▶ _Entries supplied_:
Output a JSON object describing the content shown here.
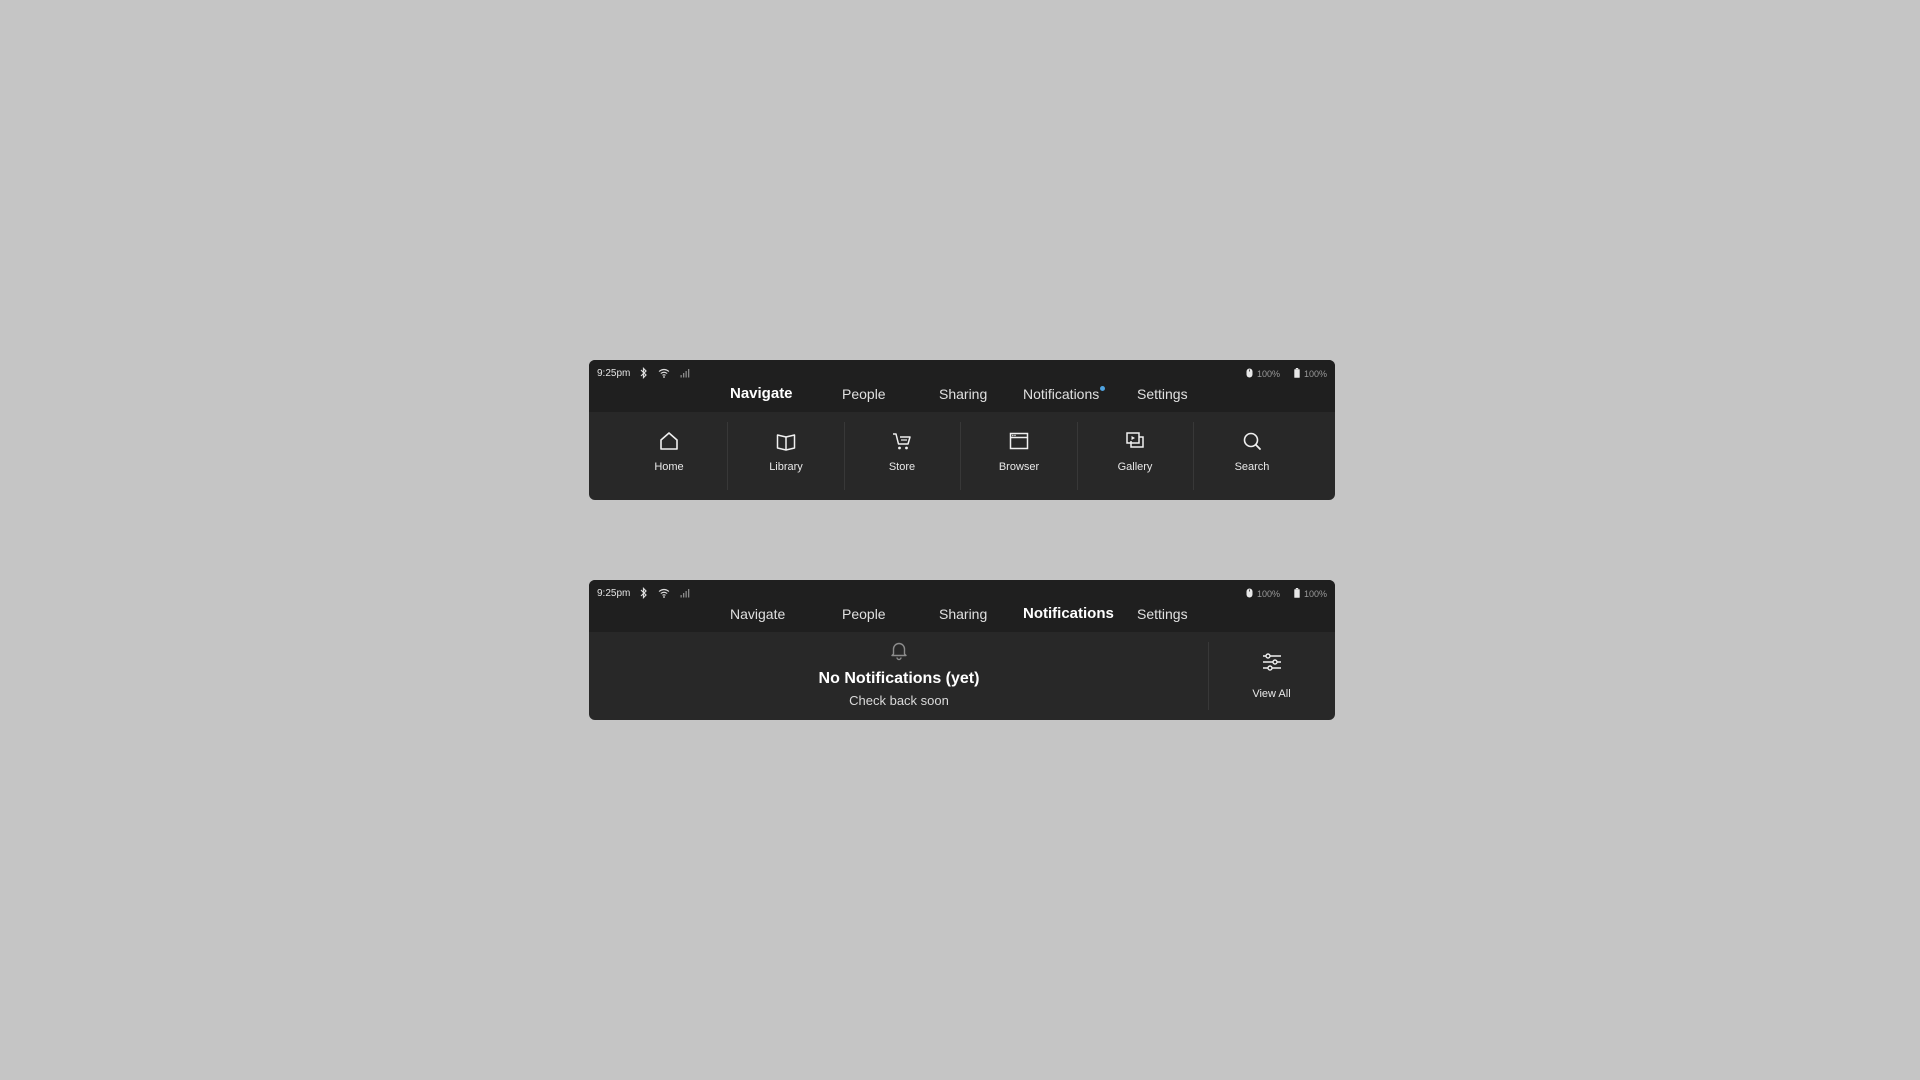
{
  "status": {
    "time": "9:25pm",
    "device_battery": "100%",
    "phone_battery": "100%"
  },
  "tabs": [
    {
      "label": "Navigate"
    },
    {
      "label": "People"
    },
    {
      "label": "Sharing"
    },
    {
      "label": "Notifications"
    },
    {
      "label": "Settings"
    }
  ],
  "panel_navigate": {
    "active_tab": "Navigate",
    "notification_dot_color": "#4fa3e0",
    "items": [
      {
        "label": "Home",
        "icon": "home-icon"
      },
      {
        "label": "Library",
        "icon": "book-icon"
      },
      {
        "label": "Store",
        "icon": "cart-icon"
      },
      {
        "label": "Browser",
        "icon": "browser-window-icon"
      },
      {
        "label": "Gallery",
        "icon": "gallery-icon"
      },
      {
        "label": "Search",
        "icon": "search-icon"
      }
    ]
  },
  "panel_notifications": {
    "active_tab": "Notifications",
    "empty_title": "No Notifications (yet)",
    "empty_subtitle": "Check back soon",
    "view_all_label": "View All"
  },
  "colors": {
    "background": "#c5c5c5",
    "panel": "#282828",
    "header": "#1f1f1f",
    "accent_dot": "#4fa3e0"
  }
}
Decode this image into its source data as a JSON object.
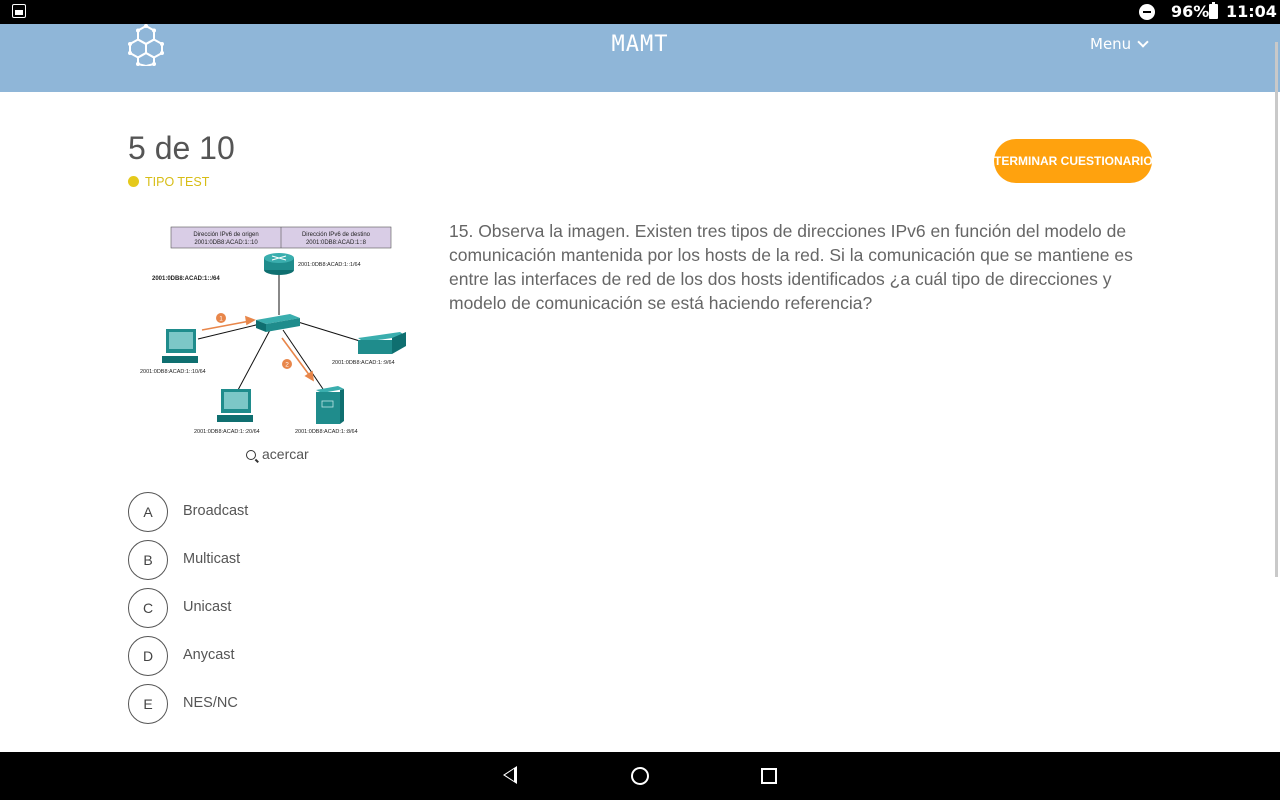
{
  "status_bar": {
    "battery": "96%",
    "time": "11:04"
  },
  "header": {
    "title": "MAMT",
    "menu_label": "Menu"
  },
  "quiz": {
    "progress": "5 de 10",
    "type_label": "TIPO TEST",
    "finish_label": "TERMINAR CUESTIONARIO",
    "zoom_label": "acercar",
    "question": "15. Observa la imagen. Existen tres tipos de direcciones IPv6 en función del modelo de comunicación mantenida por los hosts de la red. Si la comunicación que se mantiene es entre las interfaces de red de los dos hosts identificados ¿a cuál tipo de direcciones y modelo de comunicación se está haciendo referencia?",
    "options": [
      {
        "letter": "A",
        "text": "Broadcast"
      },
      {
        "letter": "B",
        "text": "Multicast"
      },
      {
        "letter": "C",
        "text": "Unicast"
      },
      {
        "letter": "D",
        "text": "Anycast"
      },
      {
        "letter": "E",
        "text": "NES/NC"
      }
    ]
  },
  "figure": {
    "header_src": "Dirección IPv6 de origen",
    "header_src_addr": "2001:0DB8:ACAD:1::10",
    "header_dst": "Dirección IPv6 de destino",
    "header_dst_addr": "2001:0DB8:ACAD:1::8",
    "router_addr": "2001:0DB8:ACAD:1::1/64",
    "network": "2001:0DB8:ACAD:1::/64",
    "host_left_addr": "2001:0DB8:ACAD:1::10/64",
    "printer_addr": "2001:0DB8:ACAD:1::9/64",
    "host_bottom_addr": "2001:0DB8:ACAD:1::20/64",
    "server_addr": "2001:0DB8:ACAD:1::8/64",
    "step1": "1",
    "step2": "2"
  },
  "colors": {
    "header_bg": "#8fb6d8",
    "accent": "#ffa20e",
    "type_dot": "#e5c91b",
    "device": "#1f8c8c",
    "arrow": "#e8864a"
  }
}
--
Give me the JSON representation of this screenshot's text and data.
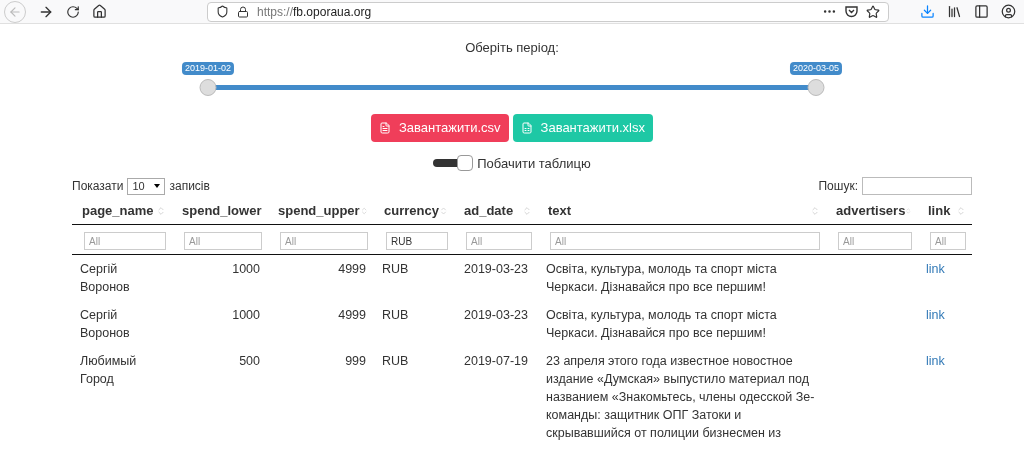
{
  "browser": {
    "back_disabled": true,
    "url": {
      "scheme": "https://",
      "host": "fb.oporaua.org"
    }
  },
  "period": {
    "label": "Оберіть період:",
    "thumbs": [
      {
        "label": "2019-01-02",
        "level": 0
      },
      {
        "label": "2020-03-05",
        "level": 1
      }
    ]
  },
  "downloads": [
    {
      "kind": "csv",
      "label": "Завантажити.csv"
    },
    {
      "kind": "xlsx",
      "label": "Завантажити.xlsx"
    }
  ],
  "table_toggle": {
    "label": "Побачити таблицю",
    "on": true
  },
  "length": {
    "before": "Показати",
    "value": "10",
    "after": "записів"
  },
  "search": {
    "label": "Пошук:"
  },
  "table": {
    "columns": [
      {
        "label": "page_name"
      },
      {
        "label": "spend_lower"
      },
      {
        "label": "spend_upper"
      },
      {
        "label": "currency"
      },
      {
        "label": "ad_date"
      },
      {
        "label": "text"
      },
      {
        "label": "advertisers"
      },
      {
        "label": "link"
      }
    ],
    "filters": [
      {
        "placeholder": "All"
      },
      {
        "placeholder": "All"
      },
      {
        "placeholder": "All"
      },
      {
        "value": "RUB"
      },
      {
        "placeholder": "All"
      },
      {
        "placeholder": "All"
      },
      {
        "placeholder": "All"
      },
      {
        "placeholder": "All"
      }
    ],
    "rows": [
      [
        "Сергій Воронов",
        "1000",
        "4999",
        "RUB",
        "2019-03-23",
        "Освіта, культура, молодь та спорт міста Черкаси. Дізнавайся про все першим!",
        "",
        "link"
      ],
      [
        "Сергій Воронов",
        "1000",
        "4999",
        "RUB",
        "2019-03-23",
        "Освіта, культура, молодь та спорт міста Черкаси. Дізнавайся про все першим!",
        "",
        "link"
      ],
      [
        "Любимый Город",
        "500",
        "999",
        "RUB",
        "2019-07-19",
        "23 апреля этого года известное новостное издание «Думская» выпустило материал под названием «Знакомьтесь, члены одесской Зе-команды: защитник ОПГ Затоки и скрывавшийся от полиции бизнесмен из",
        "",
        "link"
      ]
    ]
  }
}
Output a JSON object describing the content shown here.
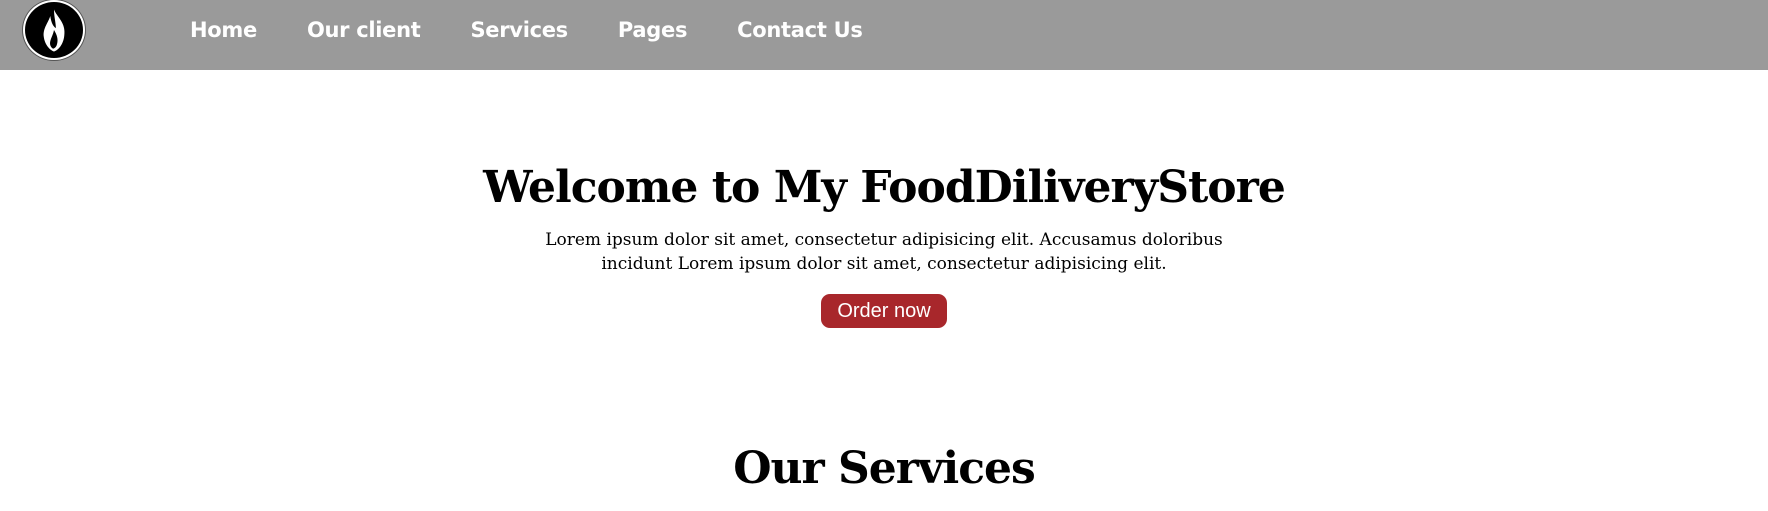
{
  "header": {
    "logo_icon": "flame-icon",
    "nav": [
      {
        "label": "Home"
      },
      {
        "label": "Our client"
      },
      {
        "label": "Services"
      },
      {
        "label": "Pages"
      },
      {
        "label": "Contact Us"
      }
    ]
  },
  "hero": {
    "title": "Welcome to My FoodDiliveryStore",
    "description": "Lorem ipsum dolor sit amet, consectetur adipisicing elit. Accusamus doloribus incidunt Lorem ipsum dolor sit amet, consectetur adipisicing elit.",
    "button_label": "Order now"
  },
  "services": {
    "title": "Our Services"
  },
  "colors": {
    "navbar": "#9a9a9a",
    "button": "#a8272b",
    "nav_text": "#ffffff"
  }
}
==
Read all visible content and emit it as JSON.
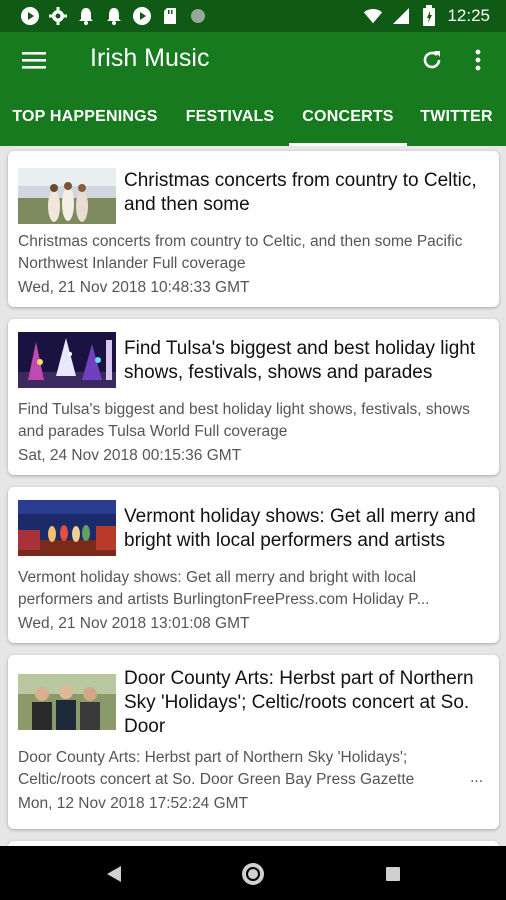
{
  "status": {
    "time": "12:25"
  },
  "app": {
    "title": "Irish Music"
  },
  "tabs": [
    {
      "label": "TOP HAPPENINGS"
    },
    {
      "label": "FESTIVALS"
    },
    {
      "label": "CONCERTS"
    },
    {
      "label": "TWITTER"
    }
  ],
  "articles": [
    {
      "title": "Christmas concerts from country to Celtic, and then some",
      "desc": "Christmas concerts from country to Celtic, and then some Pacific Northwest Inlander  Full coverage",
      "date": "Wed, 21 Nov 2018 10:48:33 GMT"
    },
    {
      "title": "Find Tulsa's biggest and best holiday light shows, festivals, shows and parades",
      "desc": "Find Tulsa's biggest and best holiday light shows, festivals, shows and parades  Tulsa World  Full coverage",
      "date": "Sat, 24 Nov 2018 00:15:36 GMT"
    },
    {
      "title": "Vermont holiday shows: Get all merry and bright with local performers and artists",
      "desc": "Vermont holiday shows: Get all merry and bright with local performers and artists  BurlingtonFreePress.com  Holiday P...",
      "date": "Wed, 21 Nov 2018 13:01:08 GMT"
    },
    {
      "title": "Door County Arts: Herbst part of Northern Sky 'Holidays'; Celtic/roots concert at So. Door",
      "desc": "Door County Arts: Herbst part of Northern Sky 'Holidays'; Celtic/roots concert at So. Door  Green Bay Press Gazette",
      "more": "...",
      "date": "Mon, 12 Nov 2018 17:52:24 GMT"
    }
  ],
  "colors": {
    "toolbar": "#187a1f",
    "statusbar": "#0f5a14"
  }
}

▶ _Requirement_: Among the entries above, how many lines hold the string "part"? Give the number by itself.

▶ _Response to the exercise_: 2